What is being asked: From the listing below, pull each line that includes "Ненецкого".

Collection entries:
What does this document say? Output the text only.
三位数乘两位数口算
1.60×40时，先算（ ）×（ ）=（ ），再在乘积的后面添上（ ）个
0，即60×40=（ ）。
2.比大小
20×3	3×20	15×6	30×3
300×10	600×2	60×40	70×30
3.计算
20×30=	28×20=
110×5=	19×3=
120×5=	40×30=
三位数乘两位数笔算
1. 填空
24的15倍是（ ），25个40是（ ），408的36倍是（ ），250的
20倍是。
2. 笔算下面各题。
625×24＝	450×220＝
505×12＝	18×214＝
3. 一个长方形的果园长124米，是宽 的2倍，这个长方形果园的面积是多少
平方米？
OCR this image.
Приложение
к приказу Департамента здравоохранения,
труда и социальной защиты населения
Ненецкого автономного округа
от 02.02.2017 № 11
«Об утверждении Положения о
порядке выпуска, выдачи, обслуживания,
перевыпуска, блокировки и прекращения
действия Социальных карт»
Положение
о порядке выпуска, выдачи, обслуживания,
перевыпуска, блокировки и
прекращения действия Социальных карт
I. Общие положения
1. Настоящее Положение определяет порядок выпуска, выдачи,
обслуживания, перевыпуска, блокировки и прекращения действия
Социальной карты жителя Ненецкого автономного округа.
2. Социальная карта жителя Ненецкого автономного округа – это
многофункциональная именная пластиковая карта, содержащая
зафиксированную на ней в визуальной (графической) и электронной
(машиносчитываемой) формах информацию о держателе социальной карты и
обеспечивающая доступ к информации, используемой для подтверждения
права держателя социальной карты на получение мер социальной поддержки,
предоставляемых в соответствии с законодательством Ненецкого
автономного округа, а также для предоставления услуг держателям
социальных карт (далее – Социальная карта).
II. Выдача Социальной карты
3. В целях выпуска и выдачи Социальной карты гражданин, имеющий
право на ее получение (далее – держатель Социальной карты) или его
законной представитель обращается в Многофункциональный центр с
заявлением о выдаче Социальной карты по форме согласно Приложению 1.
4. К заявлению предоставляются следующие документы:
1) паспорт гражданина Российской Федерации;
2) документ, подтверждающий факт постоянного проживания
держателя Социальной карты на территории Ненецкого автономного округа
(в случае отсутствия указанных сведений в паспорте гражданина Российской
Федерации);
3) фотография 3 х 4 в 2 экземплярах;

Answer to the task:
Ненецкого автономного округа
Социальной карты жителя Ненецкого автономного округа.
2. Социальная карта жителя Ненецкого автономного округа – это
предоставляемых в соответствии с законодательством Ненецкого
держателя Социальной карты на территории Ненецкого автономного округа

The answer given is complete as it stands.